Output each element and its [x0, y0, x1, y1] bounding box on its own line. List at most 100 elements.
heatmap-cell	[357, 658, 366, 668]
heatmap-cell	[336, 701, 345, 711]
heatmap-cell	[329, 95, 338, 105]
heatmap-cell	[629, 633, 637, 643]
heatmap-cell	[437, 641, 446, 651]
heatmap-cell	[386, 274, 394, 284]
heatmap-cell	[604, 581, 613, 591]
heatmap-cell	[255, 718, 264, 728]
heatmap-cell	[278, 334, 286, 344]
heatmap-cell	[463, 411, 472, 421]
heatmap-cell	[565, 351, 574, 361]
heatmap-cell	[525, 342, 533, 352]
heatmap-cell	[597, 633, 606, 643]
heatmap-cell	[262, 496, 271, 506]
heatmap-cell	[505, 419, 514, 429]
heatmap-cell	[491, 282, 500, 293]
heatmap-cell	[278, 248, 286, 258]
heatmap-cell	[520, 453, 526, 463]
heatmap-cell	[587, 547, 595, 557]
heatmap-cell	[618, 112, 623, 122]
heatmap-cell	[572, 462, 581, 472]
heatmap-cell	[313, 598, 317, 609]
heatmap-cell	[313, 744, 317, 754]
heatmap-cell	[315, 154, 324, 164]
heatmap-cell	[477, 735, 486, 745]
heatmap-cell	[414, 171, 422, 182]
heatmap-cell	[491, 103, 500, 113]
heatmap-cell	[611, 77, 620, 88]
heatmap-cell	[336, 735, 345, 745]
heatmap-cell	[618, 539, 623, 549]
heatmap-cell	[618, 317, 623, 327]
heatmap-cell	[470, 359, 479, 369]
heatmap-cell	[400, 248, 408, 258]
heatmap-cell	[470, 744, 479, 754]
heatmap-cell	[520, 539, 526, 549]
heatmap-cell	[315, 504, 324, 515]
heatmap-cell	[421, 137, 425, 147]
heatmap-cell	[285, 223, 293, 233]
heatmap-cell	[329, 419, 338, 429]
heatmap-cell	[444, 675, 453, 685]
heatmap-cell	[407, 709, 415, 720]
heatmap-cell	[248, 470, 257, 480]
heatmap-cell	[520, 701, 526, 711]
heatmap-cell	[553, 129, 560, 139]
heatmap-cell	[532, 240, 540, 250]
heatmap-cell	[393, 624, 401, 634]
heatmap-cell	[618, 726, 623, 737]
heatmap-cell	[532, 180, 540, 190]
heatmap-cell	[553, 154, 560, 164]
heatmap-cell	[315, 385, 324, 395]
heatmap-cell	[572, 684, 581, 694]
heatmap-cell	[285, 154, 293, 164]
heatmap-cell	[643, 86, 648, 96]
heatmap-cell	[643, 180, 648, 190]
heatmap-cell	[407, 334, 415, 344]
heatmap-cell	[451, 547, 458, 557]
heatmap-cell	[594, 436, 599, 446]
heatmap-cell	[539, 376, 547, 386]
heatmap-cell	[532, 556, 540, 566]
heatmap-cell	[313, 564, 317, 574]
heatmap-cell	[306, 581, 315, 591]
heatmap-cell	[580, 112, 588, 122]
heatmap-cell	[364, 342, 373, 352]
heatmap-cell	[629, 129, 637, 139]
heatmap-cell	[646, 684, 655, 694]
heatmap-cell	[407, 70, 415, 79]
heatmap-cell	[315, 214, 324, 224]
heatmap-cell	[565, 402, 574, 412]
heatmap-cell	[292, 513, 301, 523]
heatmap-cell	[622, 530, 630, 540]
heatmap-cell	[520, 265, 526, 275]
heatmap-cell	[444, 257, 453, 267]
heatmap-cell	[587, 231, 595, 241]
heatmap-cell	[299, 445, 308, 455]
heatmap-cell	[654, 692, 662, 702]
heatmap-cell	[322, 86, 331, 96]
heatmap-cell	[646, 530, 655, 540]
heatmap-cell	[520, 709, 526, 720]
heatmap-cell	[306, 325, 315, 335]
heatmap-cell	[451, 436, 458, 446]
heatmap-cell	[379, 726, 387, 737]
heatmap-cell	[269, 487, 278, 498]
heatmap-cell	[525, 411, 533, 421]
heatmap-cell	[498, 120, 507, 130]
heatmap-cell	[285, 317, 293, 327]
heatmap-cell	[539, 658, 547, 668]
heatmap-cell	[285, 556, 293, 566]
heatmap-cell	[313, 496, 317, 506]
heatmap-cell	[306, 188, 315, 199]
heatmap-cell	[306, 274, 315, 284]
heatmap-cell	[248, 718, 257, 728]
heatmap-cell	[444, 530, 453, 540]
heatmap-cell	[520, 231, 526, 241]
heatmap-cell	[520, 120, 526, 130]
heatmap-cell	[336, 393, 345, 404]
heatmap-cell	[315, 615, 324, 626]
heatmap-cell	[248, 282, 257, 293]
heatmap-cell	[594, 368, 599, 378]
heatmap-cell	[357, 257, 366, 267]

------------------------------------------------------------

- _Set problem_
Could you copy the data above line for line, keeping every character unchanged?

- _Solution to this task_
Output each element and its [x0, y0, x1, y1] bounding box on its own line. List at most 100 elements.
heatmap-cell	[357, 658, 366, 668]
heatmap-cell	[336, 701, 345, 711]
heatmap-cell	[329, 95, 338, 105]
heatmap-cell	[629, 633, 637, 643]
heatmap-cell	[437, 641, 446, 651]
heatmap-cell	[386, 274, 394, 284]
heatmap-cell	[604, 581, 613, 591]
heatmap-cell	[255, 718, 264, 728]
heatmap-cell	[278, 334, 286, 344]
heatmap-cell	[463, 411, 472, 421]
heatmap-cell	[565, 351, 574, 361]
heatmap-cell	[525, 342, 533, 352]
heatmap-cell	[597, 633, 606, 643]
heatmap-cell	[262, 496, 271, 506]
heatmap-cell	[505, 419, 514, 429]
heatmap-cell	[491, 282, 500, 293]
heatmap-cell	[278, 248, 286, 258]
heatmap-cell	[520, 453, 526, 463]
heatmap-cell	[587, 547, 595, 557]
heatmap-cell	[618, 112, 623, 122]
heatmap-cell	[572, 462, 581, 472]
heatmap-cell	[313, 598, 317, 609]
heatmap-cell	[313, 744, 317, 754]
heatmap-cell	[315, 154, 324, 164]
heatmap-cell	[477, 735, 486, 745]
heatmap-cell	[414, 171, 422, 182]
heatmap-cell	[491, 103, 500, 113]
heatmap-cell	[611, 77, 620, 88]
heatmap-cell	[336, 735, 345, 745]
heatmap-cell	[618, 539, 623, 549]
heatmap-cell	[618, 317, 623, 327]
heatmap-cell	[470, 359, 479, 369]
heatmap-cell	[400, 248, 408, 258]
heatmap-cell	[470, 744, 479, 754]
heatmap-cell	[520, 539, 526, 549]
heatmap-cell	[315, 504, 324, 515]
heatmap-cell	[421, 137, 425, 147]
heatmap-cell	[285, 223, 293, 233]
heatmap-cell	[329, 419, 338, 429]
heatmap-cell	[444, 675, 453, 685]
heatmap-cell	[407, 709, 415, 720]
heatmap-cell	[248, 470, 257, 480]
heatmap-cell	[520, 701, 526, 711]
heatmap-cell	[553, 129, 560, 139]
heatmap-cell	[532, 240, 540, 250]
heatmap-cell	[393, 624, 401, 634]
heatmap-cell	[618, 726, 623, 737]
heatmap-cell	[532, 180, 540, 190]
heatmap-cell	[553, 154, 560, 164]
heatmap-cell	[315, 385, 324, 395]
heatmap-cell	[572, 684, 581, 694]
heatmap-cell	[285, 154, 293, 164]
heatmap-cell	[643, 86, 648, 96]
heatmap-cell	[643, 180, 648, 190]
heatmap-cell	[407, 334, 415, 344]
heatmap-cell	[451, 547, 458, 557]
heatmap-cell	[594, 436, 599, 446]
heatmap-cell	[539, 376, 547, 386]
heatmap-cell	[532, 556, 540, 566]
heatmap-cell	[313, 564, 317, 574]
heatmap-cell	[306, 581, 315, 591]
heatmap-cell	[580, 112, 588, 122]
heatmap-cell	[364, 342, 373, 352]
heatmap-cell	[629, 129, 637, 139]
heatmap-cell	[646, 684, 655, 694]
heatmap-cell	[407, 70, 415, 79]
heatmap-cell	[315, 214, 324, 224]
heatmap-cell	[565, 402, 574, 412]
heatmap-cell	[292, 513, 301, 523]
heatmap-cell	[622, 530, 630, 540]
heatmap-cell	[520, 265, 526, 275]
heatmap-cell	[444, 257, 453, 267]
heatmap-cell	[587, 231, 595, 241]
heatmap-cell	[299, 445, 308, 455]
heatmap-cell	[654, 692, 662, 702]
heatmap-cell	[322, 86, 331, 96]
heatmap-cell	[646, 530, 655, 540]
heatmap-cell	[520, 709, 526, 720]
heatmap-cell	[306, 325, 315, 335]
heatmap-cell	[451, 436, 458, 446]
heatmap-cell	[379, 726, 387, 737]
heatmap-cell	[269, 487, 278, 498]
heatmap-cell	[525, 411, 533, 421]
heatmap-cell	[498, 120, 507, 130]
heatmap-cell	[285, 317, 293, 327]
heatmap-cell	[539, 658, 547, 668]
heatmap-cell	[285, 556, 293, 566]
heatmap-cell	[313, 496, 317, 506]
heatmap-cell	[306, 188, 315, 199]
heatmap-cell	[306, 274, 315, 284]
heatmap-cell	[248, 718, 257, 728]
heatmap-cell	[444, 530, 453, 540]
heatmap-cell	[520, 231, 526, 241]
heatmap-cell	[520, 120, 526, 130]
heatmap-cell	[336, 393, 345, 404]
heatmap-cell	[315, 615, 324, 626]
heatmap-cell	[248, 282, 257, 293]
heatmap-cell	[594, 368, 599, 378]
heatmap-cell	[357, 257, 366, 267]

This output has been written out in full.